Data excerpts:
━━━━━━━━━━

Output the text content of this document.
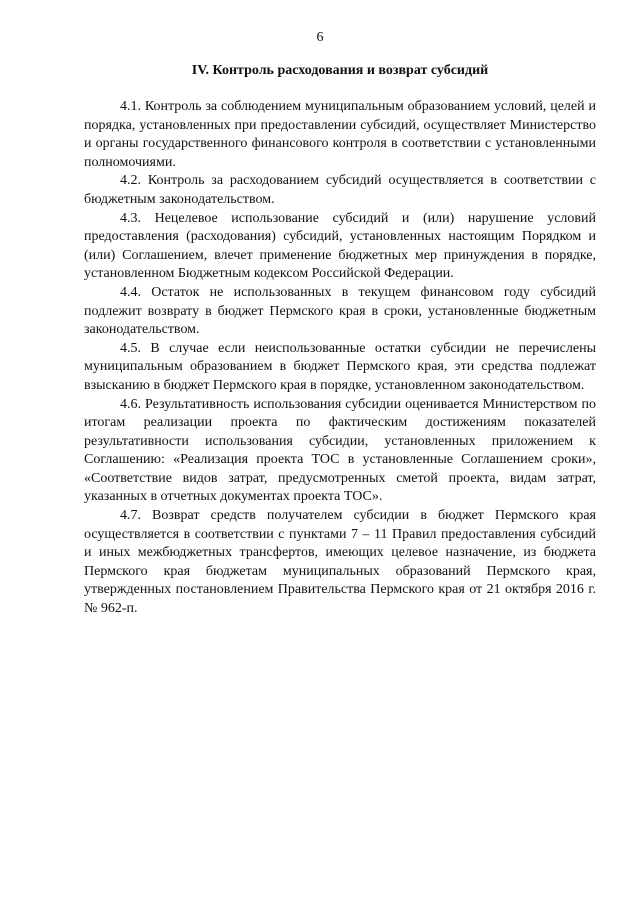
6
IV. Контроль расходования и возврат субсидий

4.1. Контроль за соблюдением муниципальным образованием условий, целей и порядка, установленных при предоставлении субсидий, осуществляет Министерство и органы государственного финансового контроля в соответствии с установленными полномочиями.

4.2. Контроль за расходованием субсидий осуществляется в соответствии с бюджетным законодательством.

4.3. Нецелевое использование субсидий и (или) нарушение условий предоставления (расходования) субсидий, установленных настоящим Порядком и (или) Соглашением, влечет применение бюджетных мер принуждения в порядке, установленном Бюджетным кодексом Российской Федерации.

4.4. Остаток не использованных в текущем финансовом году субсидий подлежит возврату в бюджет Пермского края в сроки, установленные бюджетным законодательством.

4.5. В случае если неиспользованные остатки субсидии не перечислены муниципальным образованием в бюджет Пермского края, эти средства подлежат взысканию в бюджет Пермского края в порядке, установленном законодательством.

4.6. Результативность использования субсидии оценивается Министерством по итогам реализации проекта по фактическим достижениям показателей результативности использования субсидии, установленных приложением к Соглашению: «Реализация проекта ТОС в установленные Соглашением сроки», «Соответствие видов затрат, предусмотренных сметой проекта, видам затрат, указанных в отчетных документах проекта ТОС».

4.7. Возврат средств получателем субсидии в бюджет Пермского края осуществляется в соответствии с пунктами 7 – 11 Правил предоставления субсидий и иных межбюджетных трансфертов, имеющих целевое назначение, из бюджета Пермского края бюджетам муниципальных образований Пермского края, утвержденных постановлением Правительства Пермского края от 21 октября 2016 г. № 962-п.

━━━━━━━━━━

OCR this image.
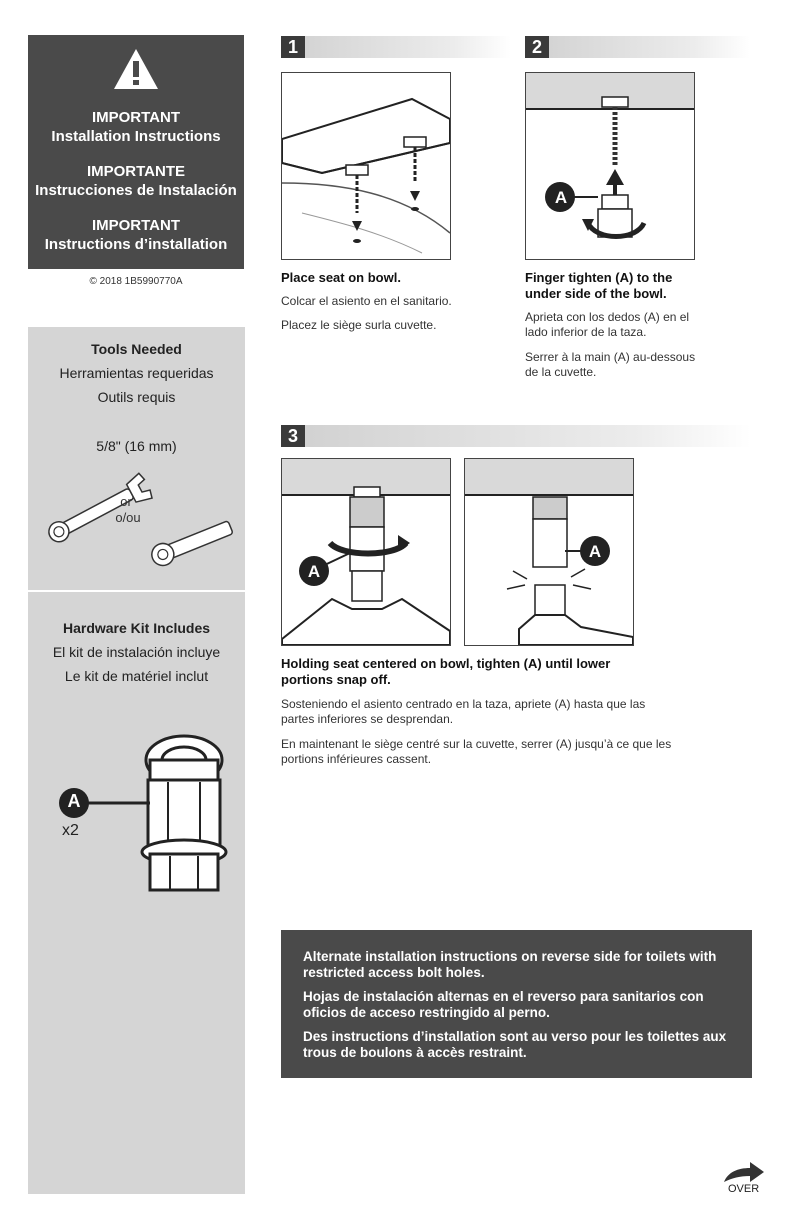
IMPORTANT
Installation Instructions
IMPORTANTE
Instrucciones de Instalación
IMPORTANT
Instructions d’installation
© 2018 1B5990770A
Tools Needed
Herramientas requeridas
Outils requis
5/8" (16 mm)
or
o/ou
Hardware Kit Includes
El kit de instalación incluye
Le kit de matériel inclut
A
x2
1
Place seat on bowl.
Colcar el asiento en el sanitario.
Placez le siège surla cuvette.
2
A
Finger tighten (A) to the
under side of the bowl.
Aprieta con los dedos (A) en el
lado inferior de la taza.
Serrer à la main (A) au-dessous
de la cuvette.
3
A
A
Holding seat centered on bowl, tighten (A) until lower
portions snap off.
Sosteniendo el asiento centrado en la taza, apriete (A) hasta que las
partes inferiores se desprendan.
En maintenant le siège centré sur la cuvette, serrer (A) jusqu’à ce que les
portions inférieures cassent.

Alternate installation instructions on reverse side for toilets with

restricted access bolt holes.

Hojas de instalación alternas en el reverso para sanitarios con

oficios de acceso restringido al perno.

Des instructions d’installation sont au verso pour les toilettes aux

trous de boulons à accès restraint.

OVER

━━━━━━━━━━

Pull out every line holding "side" from the records above, and copy it.

Solved problem:
under side of the bowl.
Alternate installation instructions on reverse side for toilets with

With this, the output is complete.